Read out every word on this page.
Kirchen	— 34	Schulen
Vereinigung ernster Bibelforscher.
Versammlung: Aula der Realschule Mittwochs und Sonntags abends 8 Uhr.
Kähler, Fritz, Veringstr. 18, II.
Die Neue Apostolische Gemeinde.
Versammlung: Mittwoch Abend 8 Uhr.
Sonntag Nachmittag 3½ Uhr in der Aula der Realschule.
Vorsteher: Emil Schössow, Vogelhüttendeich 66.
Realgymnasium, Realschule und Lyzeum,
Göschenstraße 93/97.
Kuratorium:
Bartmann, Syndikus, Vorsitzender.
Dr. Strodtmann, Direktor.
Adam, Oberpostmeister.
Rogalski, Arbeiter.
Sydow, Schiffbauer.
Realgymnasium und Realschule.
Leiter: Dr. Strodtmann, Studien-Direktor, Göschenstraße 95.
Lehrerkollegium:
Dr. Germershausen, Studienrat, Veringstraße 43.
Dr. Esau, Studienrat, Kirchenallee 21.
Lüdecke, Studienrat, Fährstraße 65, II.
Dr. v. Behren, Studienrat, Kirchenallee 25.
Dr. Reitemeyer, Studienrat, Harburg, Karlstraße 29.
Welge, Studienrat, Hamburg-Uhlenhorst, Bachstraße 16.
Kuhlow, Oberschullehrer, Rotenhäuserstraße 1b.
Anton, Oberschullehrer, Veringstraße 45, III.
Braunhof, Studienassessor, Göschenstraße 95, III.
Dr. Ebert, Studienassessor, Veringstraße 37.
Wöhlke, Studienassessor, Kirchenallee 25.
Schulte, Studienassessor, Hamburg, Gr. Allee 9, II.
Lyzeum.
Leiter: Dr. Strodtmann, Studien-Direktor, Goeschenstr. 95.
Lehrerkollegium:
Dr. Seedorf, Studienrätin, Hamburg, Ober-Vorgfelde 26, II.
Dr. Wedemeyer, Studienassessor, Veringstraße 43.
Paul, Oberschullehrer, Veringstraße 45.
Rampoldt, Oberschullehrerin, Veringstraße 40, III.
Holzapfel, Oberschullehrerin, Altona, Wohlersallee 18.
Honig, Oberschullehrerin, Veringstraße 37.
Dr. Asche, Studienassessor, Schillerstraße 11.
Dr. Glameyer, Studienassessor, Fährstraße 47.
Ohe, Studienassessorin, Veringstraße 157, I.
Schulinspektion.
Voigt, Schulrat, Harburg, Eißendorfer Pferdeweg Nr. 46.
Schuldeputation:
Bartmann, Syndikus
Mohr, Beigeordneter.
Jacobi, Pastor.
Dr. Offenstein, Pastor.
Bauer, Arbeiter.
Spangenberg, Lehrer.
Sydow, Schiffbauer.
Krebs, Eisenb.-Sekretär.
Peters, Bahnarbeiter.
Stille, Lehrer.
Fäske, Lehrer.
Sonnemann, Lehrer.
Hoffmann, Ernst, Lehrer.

....

Written request: Provide only the number of lines in the entries that hold the word "Realschule".

Exercise output: 4